Instruction:
Pictures in the records should not be copied, but every other part must be repeated exactly.

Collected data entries

** Start **

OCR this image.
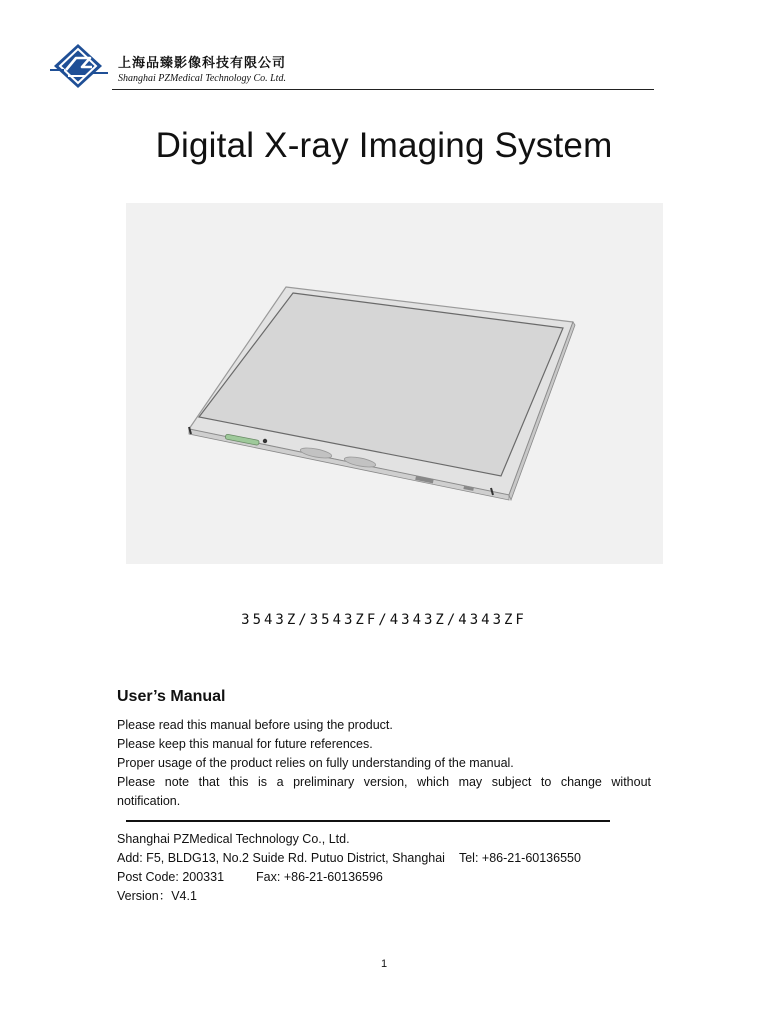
上海品臻影像科技有限公司
Shanghai PZMedical Technology Co. Ltd.
Digital X-ray Imaging System
3543Z/3543ZF/4343Z/4343ZF
User’s Manual

Please read this manual before using the product.

Please keep this manual for future references.

Proper usage of the product relies on fully understanding of the manual.

Please note that this is a preliminary version, which may subject to change without

notification.

Shanghai PZMedical Technology Co., Ltd.
Add: F5, BLDG13, No.2 Suide Rd. Putuo District, Shanghai Tel: +86-21-60136550
Post Code: 200331	Fax: +86-21-60136596
Version：V4.1
1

** End **

Exercise response:
OCR this image.
上海品臻影像科技有限公司
Shanghai PZMedical Technology Co. Ltd.
Digital X-ray Imaging System
3543Z/3543ZF/4343Z/4343ZF
User’s Manual

Please read this manual before using the product.

Please keep this manual for future references.

Proper usage of the product relies on fully understanding of the manual.

Please note that this is a preliminary version, which may subject to change without

notification.

Shanghai PZMedical Technology Co., Ltd.
Add: F5, BLDG13, No.2 Suide Rd. Putuo District, Shanghai Tel: +86-21-60136550
Post Code: 200331	Fax: +86-21-60136596
Version：V4.1
1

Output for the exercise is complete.